_Work instructions_: Extract each line where the string "frac" shows up.

• • • • •

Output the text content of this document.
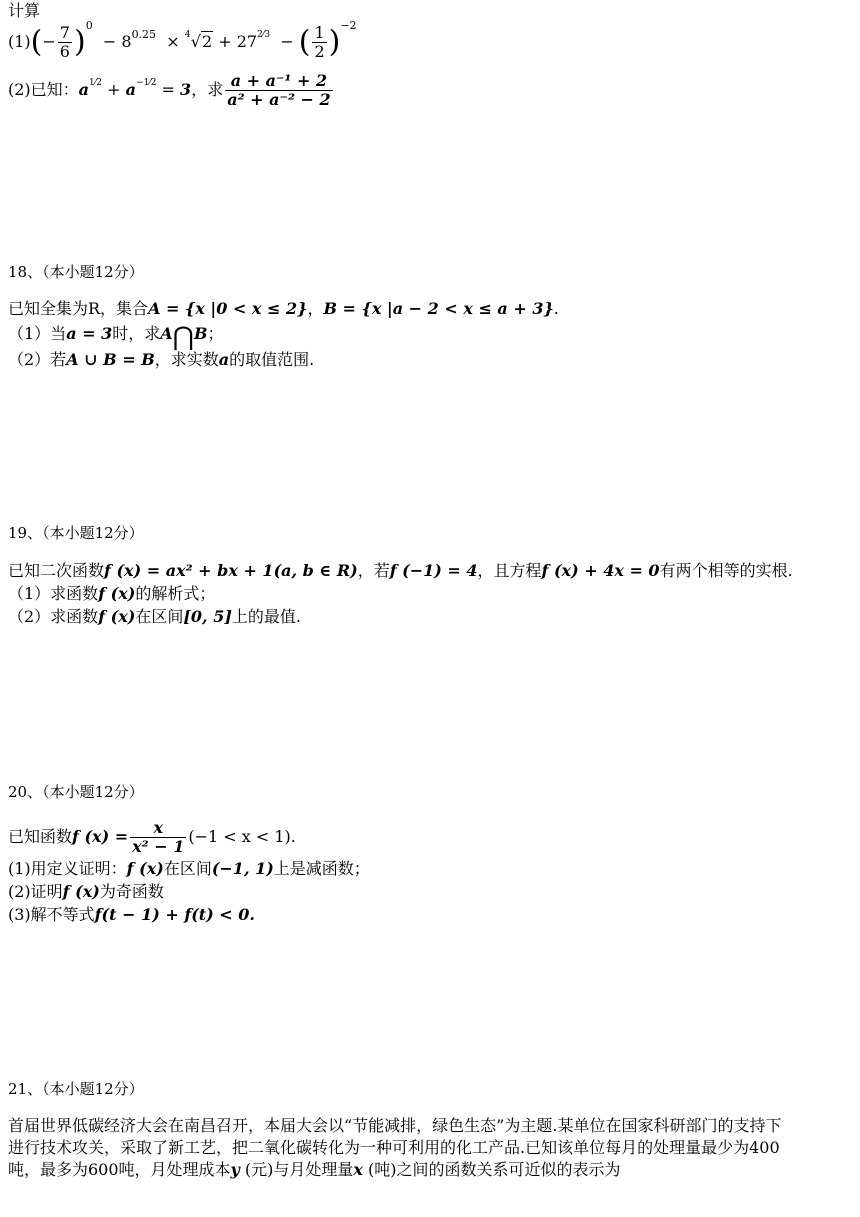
计算
$(1)(- \frac{7}{6} )^0 - 8^{0.25} \times 4$ $√2 + 27^{2⁄3}$  − ( $\frac{1}{2} )^{-2}$
(2)已知：$a^{1⁄2} + a^{-1⁄2} = 3$，求 $\frac{\text{a + a⁻¹ + 2}}{\text{a² + a⁻² − 2}}$
18、（本小题12分）
已知全集为R，集合A = {x |0 < x ≤ 2}，B = {x |a − 2 < x ≤ a + 3}.
（1）当a = 3时，求A⋂B；
（2）若A ∪ B = B，求实数a的取值范围.
19、（本小题12分）
已知二次函数f (x) = ax² + bx + 1(a, b ∈ R)，若f (−1) = 4，且方程f (x) + 4x = 0有两个相等的实根.
（1）求函数f (x)的解析式；
（2）求函数f (x)在区间[0, 5]上的最值.
20、（本小题12分）
已知函数f $(x) = \frac{x}{\text{x² − 1}} (-1 < x < 1)$.
(1)用定义证明：f (x)在区间(−1, 1)上是减函数；
(2)证明f (x)为奇函数
(3)解不等式f(t − 1) + f(t) < 0.
21、（本小题12分）
首届世界低碳经济大会在南昌召开，本届大会以“节能减排，绿色生态”为主题.某单位在国家科研部门的支持下
进行技术攻关，采取了新工艺，把二氧化碳转化为一种可利用的化工产品.已知该单位每月的处理量最少为400
吨，最多为600吨，月处理成本y (元)与月处理量x (吨)之间的函数关系可近似的表示为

• • • • •

_Answer to the problem_:
$(1)(- \frac{7}{6} )^0 - 8^{0.25} \times 4$ $√2 + 27^{2⁄3}$  − ( $\frac{1}{2} )^{-2}$
(2)已知：$a^{1⁄2} + a^{-1⁄2} = 3$，求 $\frac{\text{a + a⁻¹ + 2}}{\text{a² + a⁻² − 2}}$
已知函数f $(x) = \frac{x}{\text{x² − 1}} (-1 < x < 1)$.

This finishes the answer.